### Set exercise
Identify the lines that contain the word "Tekgül" and copy each one.

-- start of Given records --

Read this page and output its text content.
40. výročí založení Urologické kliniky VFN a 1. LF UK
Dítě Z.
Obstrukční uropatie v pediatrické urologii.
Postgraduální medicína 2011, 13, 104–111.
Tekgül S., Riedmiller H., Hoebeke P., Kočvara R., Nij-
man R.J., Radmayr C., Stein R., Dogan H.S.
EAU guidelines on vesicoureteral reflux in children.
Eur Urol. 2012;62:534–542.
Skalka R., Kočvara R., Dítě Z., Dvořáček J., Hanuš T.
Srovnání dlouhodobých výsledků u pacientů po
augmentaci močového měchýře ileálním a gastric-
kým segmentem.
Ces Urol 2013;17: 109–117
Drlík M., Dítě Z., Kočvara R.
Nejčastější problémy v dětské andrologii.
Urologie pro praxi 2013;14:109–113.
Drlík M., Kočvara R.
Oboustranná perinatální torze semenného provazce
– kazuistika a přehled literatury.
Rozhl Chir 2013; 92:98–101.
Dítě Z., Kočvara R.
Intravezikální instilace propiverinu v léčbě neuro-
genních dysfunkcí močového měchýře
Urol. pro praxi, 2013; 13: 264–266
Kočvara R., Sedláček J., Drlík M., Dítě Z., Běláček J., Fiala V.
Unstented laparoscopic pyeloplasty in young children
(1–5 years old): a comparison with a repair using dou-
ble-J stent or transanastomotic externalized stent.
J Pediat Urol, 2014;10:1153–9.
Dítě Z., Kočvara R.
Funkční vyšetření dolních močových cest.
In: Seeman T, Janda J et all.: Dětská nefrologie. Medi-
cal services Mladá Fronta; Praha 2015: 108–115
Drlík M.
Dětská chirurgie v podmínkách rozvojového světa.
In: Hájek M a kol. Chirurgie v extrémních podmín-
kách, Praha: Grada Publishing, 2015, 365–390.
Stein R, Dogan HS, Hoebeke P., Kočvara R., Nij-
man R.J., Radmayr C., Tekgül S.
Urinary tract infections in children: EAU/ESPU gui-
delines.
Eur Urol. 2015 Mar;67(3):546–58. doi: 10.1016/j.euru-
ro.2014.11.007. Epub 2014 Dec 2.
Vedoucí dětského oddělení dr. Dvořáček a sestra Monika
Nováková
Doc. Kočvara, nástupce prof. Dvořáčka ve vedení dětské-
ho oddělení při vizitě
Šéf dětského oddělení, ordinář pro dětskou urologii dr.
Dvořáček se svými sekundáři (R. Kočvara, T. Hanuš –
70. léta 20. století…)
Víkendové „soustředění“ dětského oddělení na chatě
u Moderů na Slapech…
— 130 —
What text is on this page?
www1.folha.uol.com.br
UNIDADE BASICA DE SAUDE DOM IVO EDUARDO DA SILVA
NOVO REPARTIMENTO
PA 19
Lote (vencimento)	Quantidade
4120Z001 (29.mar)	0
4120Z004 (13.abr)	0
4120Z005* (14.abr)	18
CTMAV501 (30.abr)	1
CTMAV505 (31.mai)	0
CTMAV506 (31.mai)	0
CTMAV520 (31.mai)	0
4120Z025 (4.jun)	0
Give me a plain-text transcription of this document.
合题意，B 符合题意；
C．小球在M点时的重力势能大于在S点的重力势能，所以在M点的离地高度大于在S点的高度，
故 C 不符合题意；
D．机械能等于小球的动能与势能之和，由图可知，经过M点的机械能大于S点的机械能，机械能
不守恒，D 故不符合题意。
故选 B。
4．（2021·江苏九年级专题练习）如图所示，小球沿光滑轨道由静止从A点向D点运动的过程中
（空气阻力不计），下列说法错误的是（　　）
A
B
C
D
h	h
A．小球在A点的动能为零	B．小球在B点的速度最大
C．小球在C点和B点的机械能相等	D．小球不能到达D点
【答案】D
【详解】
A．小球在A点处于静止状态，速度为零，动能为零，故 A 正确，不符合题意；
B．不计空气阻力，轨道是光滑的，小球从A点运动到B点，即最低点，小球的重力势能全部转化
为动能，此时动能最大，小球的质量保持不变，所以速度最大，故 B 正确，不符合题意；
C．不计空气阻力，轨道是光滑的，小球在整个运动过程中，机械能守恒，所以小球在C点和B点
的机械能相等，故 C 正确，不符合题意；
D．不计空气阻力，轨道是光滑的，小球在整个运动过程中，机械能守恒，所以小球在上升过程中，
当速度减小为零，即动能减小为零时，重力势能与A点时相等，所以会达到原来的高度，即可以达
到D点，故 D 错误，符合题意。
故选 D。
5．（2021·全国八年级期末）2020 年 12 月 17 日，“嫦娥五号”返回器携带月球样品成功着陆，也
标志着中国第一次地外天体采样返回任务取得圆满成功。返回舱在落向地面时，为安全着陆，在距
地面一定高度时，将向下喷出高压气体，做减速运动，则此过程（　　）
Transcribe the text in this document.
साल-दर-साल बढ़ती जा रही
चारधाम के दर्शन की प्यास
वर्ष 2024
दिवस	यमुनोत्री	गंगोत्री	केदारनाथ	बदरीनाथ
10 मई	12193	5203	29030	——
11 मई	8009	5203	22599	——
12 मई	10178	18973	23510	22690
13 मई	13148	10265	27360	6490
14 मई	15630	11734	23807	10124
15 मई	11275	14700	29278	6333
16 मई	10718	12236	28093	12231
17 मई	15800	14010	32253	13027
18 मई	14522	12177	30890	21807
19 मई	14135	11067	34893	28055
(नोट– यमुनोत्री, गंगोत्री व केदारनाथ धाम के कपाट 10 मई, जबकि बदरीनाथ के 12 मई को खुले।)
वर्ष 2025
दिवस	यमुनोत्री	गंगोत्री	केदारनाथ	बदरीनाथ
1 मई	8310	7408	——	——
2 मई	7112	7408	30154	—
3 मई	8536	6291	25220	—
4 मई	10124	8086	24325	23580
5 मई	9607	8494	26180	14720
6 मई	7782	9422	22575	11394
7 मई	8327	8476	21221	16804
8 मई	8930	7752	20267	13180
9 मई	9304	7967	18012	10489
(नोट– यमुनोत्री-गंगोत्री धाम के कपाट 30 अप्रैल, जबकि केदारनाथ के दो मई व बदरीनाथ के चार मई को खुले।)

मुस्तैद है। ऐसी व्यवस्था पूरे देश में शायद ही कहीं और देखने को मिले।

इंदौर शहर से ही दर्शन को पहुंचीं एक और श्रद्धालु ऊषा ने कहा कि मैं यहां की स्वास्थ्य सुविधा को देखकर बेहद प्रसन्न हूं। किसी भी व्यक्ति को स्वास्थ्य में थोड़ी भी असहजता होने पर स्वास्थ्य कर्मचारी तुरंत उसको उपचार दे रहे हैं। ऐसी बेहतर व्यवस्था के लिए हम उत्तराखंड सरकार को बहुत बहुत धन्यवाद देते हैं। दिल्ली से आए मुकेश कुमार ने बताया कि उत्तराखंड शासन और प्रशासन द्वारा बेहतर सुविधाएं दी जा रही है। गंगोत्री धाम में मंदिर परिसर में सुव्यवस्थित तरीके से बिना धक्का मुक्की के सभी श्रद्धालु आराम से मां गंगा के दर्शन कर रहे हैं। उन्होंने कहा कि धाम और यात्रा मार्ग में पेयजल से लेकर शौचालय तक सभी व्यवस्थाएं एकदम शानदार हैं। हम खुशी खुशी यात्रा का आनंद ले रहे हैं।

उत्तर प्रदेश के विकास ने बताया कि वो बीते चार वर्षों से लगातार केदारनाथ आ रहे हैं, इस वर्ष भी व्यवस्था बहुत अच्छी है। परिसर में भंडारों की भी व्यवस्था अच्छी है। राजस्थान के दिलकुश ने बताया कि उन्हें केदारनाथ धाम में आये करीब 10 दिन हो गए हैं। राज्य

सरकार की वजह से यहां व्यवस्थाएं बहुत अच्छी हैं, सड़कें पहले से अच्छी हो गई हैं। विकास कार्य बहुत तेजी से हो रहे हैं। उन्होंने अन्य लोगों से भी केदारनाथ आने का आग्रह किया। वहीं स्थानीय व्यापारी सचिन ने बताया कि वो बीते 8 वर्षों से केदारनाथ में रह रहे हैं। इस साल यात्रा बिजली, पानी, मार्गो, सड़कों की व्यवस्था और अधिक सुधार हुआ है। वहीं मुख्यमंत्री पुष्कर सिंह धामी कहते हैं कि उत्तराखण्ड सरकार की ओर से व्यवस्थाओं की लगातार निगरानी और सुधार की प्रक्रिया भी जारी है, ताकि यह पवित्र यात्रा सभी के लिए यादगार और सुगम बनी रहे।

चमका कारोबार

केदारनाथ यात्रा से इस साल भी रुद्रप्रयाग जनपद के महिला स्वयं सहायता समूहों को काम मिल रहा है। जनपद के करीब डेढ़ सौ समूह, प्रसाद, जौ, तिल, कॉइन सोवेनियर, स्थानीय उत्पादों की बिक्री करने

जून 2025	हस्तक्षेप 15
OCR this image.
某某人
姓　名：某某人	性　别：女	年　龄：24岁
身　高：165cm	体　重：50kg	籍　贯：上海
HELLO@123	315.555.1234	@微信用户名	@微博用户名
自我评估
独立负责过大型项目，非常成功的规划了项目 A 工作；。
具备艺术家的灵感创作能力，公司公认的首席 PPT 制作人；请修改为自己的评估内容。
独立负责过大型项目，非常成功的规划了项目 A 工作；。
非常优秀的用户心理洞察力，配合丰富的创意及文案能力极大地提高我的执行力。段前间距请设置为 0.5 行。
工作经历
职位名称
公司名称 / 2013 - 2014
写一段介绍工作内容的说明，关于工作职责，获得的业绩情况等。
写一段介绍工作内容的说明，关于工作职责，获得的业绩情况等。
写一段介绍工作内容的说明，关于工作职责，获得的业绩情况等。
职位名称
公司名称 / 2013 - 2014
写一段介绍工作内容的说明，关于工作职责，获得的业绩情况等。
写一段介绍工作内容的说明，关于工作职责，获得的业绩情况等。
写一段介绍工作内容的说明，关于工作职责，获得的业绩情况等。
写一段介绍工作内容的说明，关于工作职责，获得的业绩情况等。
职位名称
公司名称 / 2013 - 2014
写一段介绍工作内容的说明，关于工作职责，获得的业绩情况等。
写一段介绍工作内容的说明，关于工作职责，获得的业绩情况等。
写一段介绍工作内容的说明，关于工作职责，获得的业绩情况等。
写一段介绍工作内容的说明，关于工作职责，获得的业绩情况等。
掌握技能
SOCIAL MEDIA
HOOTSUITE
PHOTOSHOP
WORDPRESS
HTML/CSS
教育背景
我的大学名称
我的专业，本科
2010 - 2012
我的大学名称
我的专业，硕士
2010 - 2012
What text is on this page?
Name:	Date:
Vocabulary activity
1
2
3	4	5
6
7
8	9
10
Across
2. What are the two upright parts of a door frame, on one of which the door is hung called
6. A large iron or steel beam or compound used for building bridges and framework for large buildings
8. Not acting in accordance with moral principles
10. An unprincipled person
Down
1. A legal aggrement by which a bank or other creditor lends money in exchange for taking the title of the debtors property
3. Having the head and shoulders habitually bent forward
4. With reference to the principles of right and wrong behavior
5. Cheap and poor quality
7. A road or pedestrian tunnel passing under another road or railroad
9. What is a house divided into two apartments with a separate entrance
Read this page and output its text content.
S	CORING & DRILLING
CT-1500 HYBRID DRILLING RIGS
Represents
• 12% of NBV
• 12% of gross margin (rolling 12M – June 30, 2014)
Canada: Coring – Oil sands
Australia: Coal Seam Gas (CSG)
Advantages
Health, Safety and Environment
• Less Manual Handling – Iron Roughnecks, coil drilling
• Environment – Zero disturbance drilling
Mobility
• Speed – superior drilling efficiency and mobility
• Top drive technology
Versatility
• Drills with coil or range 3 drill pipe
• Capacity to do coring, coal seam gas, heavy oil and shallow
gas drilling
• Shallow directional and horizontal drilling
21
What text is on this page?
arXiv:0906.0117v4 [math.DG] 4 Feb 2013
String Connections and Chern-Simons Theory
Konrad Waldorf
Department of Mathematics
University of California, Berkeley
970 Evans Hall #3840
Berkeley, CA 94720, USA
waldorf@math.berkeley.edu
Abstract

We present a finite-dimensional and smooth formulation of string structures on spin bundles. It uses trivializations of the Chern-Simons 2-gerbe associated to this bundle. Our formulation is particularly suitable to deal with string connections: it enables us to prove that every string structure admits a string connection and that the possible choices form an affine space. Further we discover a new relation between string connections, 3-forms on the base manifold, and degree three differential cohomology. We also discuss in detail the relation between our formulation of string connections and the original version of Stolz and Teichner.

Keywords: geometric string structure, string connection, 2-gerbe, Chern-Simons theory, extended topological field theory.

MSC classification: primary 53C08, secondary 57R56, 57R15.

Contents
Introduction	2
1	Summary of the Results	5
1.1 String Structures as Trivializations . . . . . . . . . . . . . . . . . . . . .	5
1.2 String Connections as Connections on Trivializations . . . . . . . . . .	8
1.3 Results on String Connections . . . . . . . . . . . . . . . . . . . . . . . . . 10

-- end of Given records --

### Worked answer
Tekgül S., Riedmiller H., Hoebeke P., Kočvara R., Nij-
man R.J., Radmayr C., Tekgül S.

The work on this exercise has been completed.